● **Source document**
— START —

United States District Court, D. Oregon
Dec 13, 2005
No. CV 04-1804-MO (D. Or. Dec. 13, 2005)

Opinion

No. CV 04-1804-MO.

December 13, 2005


ORDER Re: Request for Clarification


Once an action is determined to have complied with the due process standards in 42 U.S.C. § 11112(a), the HCQIA "sweeps within that immunity" the professional review activities "relating to" that immune professional review action. Austin v. McNamara, 979 F.2d 728, 737 (9th Cir. 1992). Participation in peer review activities, as opposed to participation in the "action" itself, does not entitle defendants to immunity unless the action to which such activities are related is itself immune. See id. In the summary judgment order, this court held that unlike the immune action taken on August 27, 2003, the Notice of Adverse Action issued to Dr. Lees on April 7, 2003 constituted an "action" for which defendants are not entitled to immunity because it did not comply with the requirements of 42 U.S.C. § 11112(a).

— END —

[Labeled region entries]
— START —

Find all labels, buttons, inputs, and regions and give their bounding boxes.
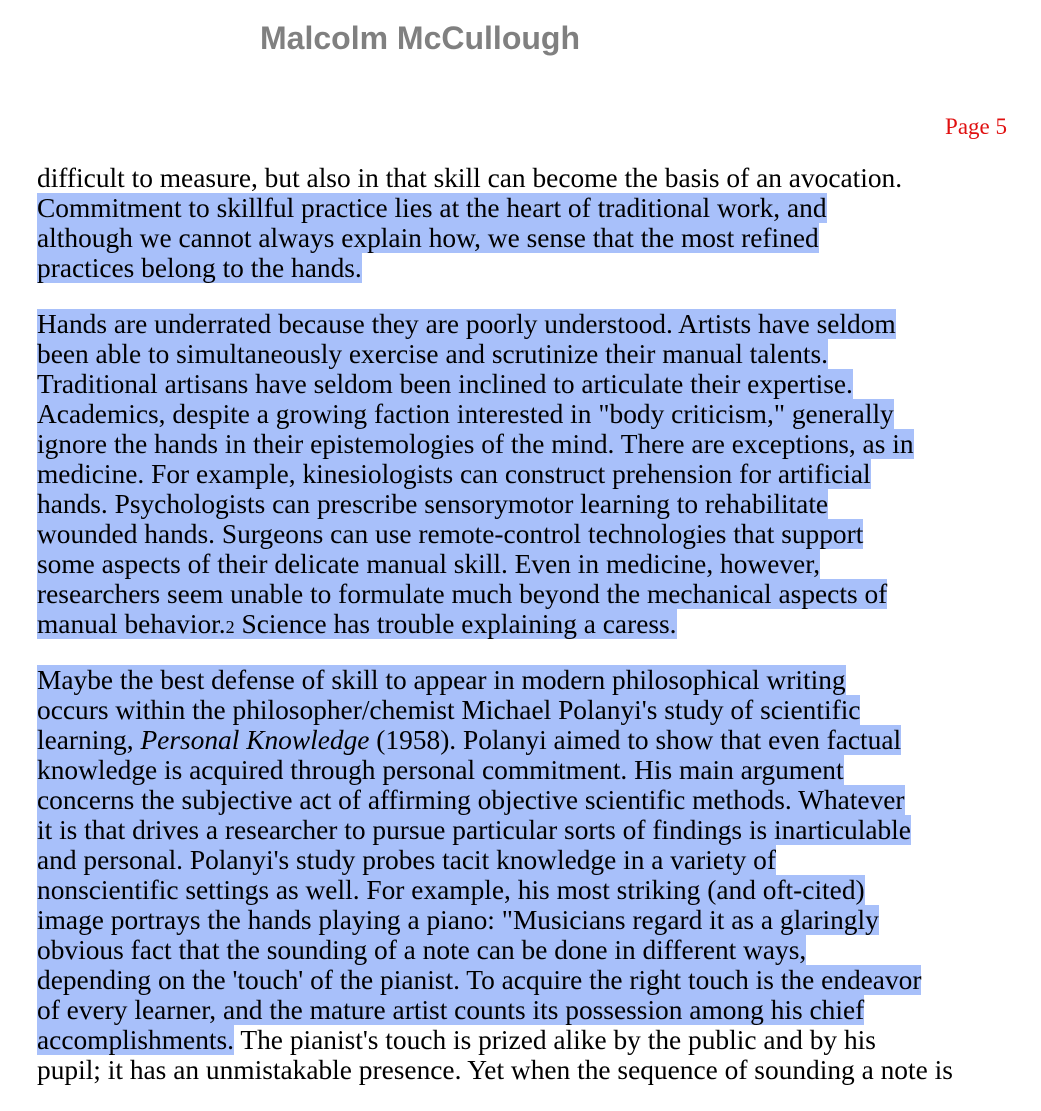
selected-text: Maybe the best defense of skill to appear in modern philosophical writing [37, 665, 846, 695]
selected-text: Traditional artisans have seldom been inclined to articulate their expertise. [37, 369, 853, 399]
selected-text: ignore the hands in their epistemologies of the mind. There are exceptions, as in [37, 429, 914, 459]
selected-text: hands. Psychologists can prescribe sensorymotor learning to rehabilitate [37, 489, 829, 519]
document-author-title: Malcolm McCullough [260, 20, 580, 56]
selected-text: of every learner, and the mature artist counts its possession among his chief [37, 995, 865, 1025]
text-line[interactable] [37, 609, 1017, 639]
text-line-content: The pianist's touch is prized alike by the public and by his [234, 1025, 876, 1055]
selected-text: although we cannot always explain how, we sense that the most refined [37, 223, 819, 253]
text-line[interactable] [37, 459, 1017, 489]
selected-text: it is that drives a researcher to pursue particular sorts of findings is inarticulable [37, 815, 911, 845]
text-line[interactable] [37, 369, 1017, 399]
text-line[interactable] [37, 995, 1017, 1025]
selected-text: Academics, despite a growing faction interested in "body criticism," generally [37, 399, 894, 429]
text-line[interactable] [37, 665, 1017, 695]
text-line[interactable] [37, 309, 1017, 339]
selected-text: and personal. Polanyi's study probes tacit knowledge in a variety of [37, 845, 776, 875]
text-line[interactable] [37, 755, 1017, 785]
text-line[interactable] [37, 785, 1017, 815]
selected-text: practices belong to the hands. [37, 253, 362, 283]
text-line[interactable] [37, 815, 1017, 845]
text-line[interactable] [37, 253, 1017, 283]
text-line[interactable] [37, 1025, 1017, 1055]
text-line[interactable] [37, 399, 1017, 429]
text-line[interactable] [37, 223, 1017, 253]
text-line[interactable] [37, 935, 1017, 965]
selected-text: manual behavior. [37, 609, 226, 639]
text-line[interactable] [37, 163, 1017, 193]
text-line[interactable] [37, 193, 1017, 223]
paragraph-1[interactable] [37, 163, 1017, 283]
text-line-content: pupil; it has an unmistakable presence. Yet when the sequence of sounding a note is [37, 1055, 953, 1085]
document-body[interactable] [37, 163, 1017, 1111]
selected-text: Science has trouble explaining a caress. [234, 609, 677, 639]
book-title: Personal Knowledge [140, 725, 370, 755]
text-line[interactable] [37, 695, 1017, 725]
text-line[interactable] [37, 579, 1017, 609]
page-number: Page 5 [945, 114, 1007, 139]
selected-text: concerns the subjective act of affirming objective scientific methods. Whatever [37, 785, 905, 815]
text-line[interactable] [37, 489, 1017, 519]
footnote-reference[interactable]: 2 [225, 617, 235, 637]
text-line[interactable] [37, 339, 1017, 369]
paragraph-3[interactable] [37, 665, 1017, 1085]
selected-text: knowledge is acquired through personal commitment. His main argument [37, 755, 844, 785]
selected-text: wounded hands. Surgeons can use remote-control technologies that support [37, 519, 864, 549]
selected-text: learning, [37, 725, 141, 755]
text-line[interactable] [37, 549, 1017, 579]
selected-text: depending on the 'touch' of the pianist. To acquire the right touch is the endeavor [37, 965, 922, 995]
selected-text: image portrays the hands playing a piano: "Musicians regard it as a glaringly [37, 905, 879, 935]
text-line[interactable] [37, 875, 1017, 905]
text-line[interactable] [37, 845, 1017, 875]
selected-text: (1958). Polanyi aimed to show that even factual [369, 725, 902, 755]
selected-text: obvious fact that the sounding of a note can be done in different ways, [37, 935, 807, 965]
selected-text: researchers seem unable to formulate much beyond the mechanical aspects of [37, 579, 888, 609]
selected-text: some aspects of their delicate manual skill. Even in medicine, however, [37, 549, 821, 579]
text-line[interactable] [37, 519, 1017, 549]
text-line[interactable] [37, 1055, 1017, 1085]
selected-text: occurs within the philosopher/chemist Michael Polanyi's study of scientific [37, 695, 861, 725]
text-line[interactable] [37, 905, 1017, 935]
selected-text: Hands are underrated because they are poorly understood. Artists have seldom [37, 309, 896, 339]
text-line[interactable] [37, 725, 1017, 755]
text-line-content: difficult to measure, but also in that skill can become the basis of an avocation. [37, 163, 903, 193]
selected-text: medicine. For example, kinesiologists can construct prehension for artificial [37, 459, 871, 489]
selected-text: Commitment to skillful practice lies at the heart of traditional work, and [37, 193, 827, 223]
text-line[interactable] [37, 965, 1017, 995]
selected-text: accomplishments. [37, 1025, 235, 1055]
text-line[interactable] [37, 429, 1017, 459]
selected-text: been able to simultaneously exercise and scrutinize their manual talents. [37, 339, 829, 369]
paragraph-2[interactable] [37, 309, 1017, 639]
selected-text: nonscientific settings as well. For example, his most striking (and oft-cited) [37, 875, 865, 905]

— END —

● **What to work on**
1 – Answer these questions about the court order:
(a) Which court issued it?
(b) Which case, decided by the Ninth Circuit in 1992, does it cite?
(c) On what date was the Notice of Adverse Action issued to Dr. Lees?
2 – Write out the records word for word, everything from the line containing "selected-text: Maybe the" down to the line containing "document-author-title: Malcolm McCullough", both included.
The records are unrelated to the court order.

● **Exercise answers**
1 –
(a) The United States District Court, D. Oregon
(b) Austin v. McNamara, 979 F.2d 728 (9th Cir. 1992)
(c) April 7, 2003

2 –
selected-text: Maybe the best defense of skill to appear in modern philosophical writing [37, 665, 846, 695]
selected-text: Traditional artisans have seldom been inclined to articulate their expertise. [37, 369, 853, 399]
selected-text: ignore the hands in their epistemologies of the mind. There are exceptions, as in [37, 429, 914, 459]
selected-text: hands. Psychologists can prescribe sensorymotor learning to rehabilitate [37, 489, 829, 519]
document-author-title: Malcolm McCullough [260, 20, 580, 56]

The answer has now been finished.